--- BEGIN Data ---
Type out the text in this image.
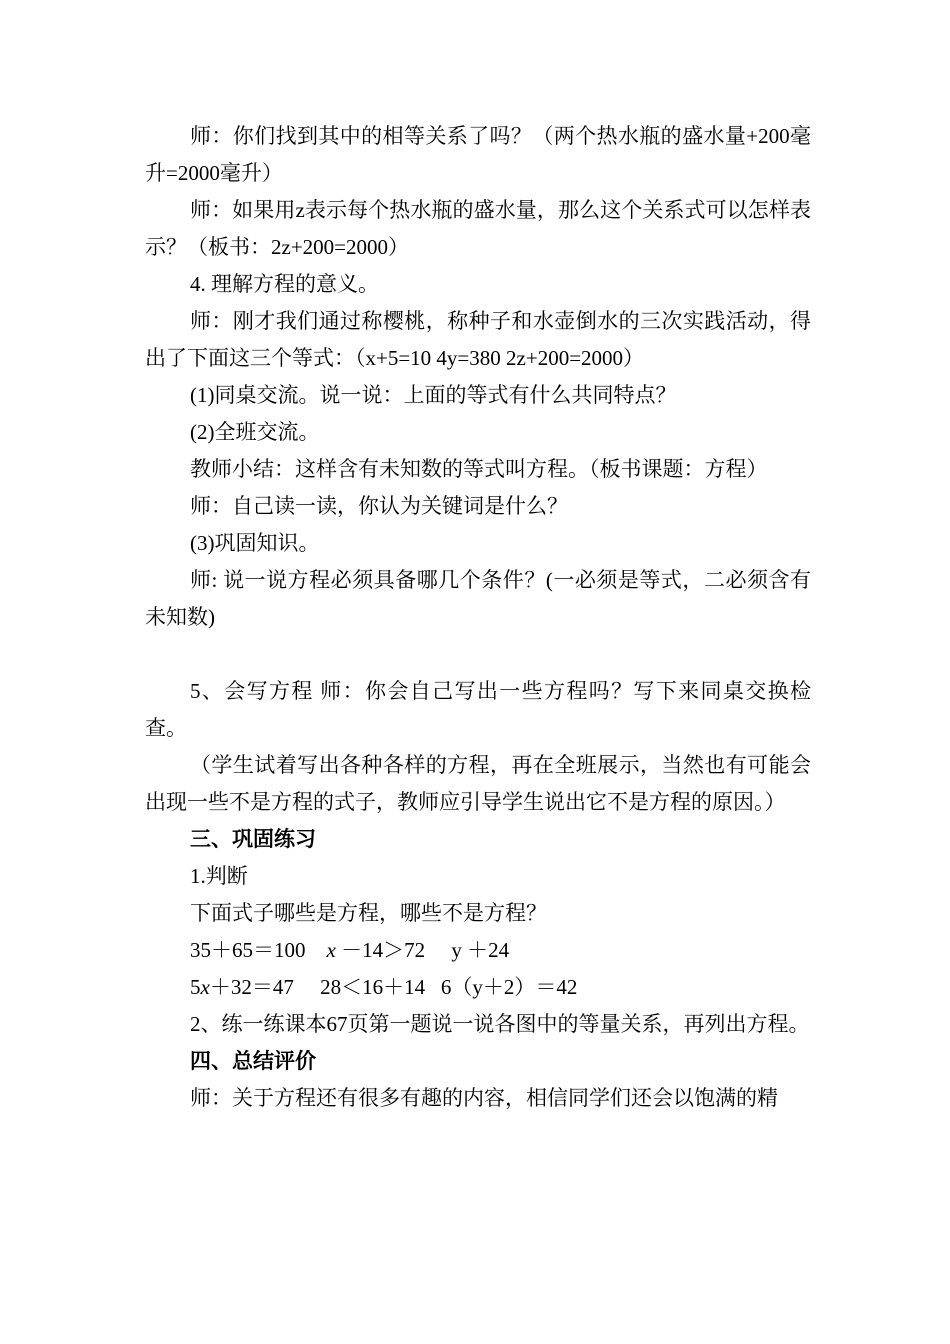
师：你们找到其中的相等关系了吗？（两个热水瓶的盛水量+200毫升=2000毫升）

师：如果用z表示每个热水瓶的盛水量，那么这个关系式可以怎样表示？（板书：2z+200=2000）

4. 理解方程的意义。

师：刚才我们通过称樱桃，称种子和水壶倒水的三次实践活动，得出了下面这三个等式：（x+5=10 4y=380 2z+200=2000）

(1)同桌交流。说一说：上面的等式有什么共同特点？

(2)全班交流。

教师小结：这样含有未知数的等式叫方程。（板书课题：方程）

师：自己读一读，你认为关键词是什么？

(3)巩固知识。

师: 说一说方程必须具备哪几个条件？(一必须是等式，二必须含有未知数)

5、会写方程 师：你会自己写出一些方程吗？写下来同桌交换检查。

（学生试着写出各种各样的方程，再在全班展示，当然也有可能会出现一些不是方程的式子，教师应引导学生说出它不是方程的原因。）

三、巩固练习

1.判断

下面式子哪些是方程，哪些不是方程？

35＋65＝100 x －14＞72 y ＋24

5x＋32＝47 28＜16＋14 6（y＋2）＝42

2、练一练课本67页第一题说一说各图中的等量关系，再列出方程。

四、总结评价

师：关于方程还有很多有趣的内容，相信同学们还会以饱满的精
--- END Data ---
Exercise details => Reproduce each line exactly, please, except for any pictures.

Answer to this problem =>
Type out the text in this image.
师：你们找到其中的相等关系了吗？（两个热水瓶的盛水量+200毫升=2000毫升）

师：如果用z表示每个热水瓶的盛水量，那么这个关系式可以怎样表示？（板书：2z+200=2000）

4. 理解方程的意义。

师：刚才我们通过称樱桃，称种子和水壶倒水的三次实践活动，得出了下面这三个等式：（x+5=10 4y=380 2z+200=2000）

(1)同桌交流。说一说：上面的等式有什么共同特点？

(2)全班交流。

教师小结：这样含有未知数的等式叫方程。（板书课题：方程）

师：自己读一读，你认为关键词是什么？

(3)巩固知识。

师: 说一说方程必须具备哪几个条件？(一必须是等式，二必须含有未知数)

5、会写方程 师：你会自己写出一些方程吗？写下来同桌交换检查。

（学生试着写出各种各样的方程，再在全班展示，当然也有可能会出现一些不是方程的式子，教师应引导学生说出它不是方程的原因。）

三、巩固练习

1.判断

下面式子哪些是方程，哪些不是方程？

35＋65＝100 x －14＞72 y ＋24

5x＋32＝47 28＜16＋14 6（y＋2）＝42

2、练一练课本67页第一题说一说各图中的等量关系，再列出方程。

四、总结评价

师：关于方程还有很多有趣的内容，相信同学们还会以饱满的精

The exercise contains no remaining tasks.